— Begin —

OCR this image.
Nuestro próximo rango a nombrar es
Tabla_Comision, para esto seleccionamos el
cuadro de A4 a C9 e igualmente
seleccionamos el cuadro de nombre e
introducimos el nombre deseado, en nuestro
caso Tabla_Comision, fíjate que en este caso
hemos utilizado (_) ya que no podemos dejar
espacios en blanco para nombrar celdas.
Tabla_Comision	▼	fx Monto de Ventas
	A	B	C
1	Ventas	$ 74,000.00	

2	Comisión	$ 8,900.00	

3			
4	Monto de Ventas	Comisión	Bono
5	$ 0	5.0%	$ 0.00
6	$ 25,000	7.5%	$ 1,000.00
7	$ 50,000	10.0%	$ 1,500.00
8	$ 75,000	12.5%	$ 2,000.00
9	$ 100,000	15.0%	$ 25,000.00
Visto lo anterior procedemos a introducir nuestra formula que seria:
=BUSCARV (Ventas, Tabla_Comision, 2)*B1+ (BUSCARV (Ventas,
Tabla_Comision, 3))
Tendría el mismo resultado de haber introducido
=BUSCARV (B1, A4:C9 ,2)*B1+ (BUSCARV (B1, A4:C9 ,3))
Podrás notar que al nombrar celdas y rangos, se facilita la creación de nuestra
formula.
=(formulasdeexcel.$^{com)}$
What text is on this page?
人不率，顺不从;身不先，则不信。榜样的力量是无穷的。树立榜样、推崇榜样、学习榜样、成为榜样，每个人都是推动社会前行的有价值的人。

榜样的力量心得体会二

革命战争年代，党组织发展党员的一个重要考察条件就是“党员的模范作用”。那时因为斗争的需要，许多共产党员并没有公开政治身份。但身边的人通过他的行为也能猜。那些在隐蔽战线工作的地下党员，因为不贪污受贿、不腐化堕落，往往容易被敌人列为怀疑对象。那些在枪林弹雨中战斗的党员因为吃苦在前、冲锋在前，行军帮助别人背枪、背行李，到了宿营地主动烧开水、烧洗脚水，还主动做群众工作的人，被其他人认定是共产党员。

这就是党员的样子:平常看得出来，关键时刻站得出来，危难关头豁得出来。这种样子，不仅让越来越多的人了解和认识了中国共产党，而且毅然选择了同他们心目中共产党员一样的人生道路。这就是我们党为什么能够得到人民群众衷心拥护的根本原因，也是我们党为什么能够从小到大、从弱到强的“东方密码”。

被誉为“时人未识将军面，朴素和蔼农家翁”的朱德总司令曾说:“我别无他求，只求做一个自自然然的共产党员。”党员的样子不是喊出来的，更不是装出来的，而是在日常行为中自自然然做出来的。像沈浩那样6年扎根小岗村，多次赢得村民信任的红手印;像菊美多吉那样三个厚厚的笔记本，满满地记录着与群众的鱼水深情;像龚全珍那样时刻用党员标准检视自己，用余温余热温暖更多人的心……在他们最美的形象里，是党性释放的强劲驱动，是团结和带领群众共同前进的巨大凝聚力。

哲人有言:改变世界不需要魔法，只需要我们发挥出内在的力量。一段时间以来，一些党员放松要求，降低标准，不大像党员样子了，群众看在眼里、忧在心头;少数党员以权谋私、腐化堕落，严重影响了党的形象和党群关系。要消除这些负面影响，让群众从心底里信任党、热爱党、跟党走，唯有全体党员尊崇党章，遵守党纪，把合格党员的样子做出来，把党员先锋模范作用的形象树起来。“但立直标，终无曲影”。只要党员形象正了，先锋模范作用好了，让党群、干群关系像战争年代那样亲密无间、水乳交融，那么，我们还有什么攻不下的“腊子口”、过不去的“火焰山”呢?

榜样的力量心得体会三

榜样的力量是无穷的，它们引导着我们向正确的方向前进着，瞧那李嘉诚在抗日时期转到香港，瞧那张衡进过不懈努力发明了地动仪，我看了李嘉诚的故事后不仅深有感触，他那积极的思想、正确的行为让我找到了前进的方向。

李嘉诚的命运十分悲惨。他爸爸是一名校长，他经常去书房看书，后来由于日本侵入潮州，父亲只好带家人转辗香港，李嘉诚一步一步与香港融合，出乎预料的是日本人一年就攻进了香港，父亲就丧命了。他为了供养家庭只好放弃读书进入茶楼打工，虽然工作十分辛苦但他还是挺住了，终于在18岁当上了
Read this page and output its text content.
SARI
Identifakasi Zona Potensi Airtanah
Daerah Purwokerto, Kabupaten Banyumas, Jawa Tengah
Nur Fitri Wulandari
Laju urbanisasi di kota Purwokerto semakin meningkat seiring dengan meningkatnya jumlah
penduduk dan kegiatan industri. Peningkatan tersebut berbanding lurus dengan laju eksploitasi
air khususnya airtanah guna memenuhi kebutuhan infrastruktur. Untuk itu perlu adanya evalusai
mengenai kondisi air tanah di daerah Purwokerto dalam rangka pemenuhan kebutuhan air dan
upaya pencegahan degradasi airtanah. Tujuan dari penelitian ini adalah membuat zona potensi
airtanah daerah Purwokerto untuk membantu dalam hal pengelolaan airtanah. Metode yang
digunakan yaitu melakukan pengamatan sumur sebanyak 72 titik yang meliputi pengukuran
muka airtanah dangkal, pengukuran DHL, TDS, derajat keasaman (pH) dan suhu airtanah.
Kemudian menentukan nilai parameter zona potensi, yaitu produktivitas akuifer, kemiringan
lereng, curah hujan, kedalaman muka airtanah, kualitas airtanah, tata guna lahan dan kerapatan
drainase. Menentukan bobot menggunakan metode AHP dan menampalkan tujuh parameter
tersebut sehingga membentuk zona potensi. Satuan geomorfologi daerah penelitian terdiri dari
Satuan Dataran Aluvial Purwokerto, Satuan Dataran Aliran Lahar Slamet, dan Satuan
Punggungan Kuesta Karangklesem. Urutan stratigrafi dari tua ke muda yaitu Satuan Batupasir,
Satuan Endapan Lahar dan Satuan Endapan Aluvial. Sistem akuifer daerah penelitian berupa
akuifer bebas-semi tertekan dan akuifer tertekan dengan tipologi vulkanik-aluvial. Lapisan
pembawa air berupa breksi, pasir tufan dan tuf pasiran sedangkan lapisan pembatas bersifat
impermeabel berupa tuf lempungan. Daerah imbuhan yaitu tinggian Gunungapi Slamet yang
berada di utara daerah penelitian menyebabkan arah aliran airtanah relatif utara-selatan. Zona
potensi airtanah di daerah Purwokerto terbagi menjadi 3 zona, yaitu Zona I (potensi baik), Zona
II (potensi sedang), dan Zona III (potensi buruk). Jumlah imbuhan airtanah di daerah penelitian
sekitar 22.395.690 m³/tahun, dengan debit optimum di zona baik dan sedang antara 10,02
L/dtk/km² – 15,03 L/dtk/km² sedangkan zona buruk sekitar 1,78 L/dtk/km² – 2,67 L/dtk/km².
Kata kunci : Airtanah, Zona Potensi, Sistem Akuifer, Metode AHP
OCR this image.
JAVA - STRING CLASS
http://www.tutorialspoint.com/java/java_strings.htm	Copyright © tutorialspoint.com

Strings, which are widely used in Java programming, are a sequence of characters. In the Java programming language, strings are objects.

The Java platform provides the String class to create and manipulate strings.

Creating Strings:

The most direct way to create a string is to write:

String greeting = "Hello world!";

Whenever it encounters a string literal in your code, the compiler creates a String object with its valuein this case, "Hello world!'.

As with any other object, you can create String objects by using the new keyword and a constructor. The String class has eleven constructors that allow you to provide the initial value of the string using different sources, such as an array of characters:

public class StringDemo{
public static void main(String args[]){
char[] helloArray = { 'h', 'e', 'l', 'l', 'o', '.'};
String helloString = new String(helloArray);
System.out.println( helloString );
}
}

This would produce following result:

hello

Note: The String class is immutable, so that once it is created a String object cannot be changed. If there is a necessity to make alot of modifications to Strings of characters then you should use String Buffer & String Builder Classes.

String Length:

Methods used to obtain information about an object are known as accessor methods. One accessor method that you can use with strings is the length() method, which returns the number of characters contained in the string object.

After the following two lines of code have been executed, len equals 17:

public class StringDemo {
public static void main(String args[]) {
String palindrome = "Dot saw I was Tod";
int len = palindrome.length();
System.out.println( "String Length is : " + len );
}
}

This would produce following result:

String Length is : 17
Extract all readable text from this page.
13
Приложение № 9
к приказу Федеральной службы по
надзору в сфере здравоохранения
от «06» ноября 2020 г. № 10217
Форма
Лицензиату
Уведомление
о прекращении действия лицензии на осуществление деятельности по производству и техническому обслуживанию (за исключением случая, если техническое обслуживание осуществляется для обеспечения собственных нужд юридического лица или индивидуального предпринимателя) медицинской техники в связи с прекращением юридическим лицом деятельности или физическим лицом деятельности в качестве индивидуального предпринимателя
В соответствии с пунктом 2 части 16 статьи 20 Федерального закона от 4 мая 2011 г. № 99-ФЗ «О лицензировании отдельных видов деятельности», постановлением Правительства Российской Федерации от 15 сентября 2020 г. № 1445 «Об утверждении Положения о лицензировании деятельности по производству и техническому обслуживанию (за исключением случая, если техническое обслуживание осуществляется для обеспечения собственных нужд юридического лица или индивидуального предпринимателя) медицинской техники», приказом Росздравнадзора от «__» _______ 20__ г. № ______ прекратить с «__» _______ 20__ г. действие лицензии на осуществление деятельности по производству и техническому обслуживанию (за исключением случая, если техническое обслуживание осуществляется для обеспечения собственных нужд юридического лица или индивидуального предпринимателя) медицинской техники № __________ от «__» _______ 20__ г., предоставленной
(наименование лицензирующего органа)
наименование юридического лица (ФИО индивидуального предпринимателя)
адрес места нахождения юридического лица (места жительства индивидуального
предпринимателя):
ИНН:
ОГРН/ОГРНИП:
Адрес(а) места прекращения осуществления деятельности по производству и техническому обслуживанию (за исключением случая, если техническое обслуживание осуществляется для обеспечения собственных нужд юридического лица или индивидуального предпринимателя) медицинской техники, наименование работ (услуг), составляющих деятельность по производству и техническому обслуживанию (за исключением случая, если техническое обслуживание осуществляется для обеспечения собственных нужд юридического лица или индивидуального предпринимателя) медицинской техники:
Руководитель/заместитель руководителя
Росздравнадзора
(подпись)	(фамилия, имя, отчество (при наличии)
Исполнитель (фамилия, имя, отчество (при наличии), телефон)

— End —

WRITTEN INSTRUCTION:
Extract from the material all lines containing the string "Comisión".

REPLY:
2	Comisión	$ 8,900.00	
4	Monto de Ventas	Comisión	Bono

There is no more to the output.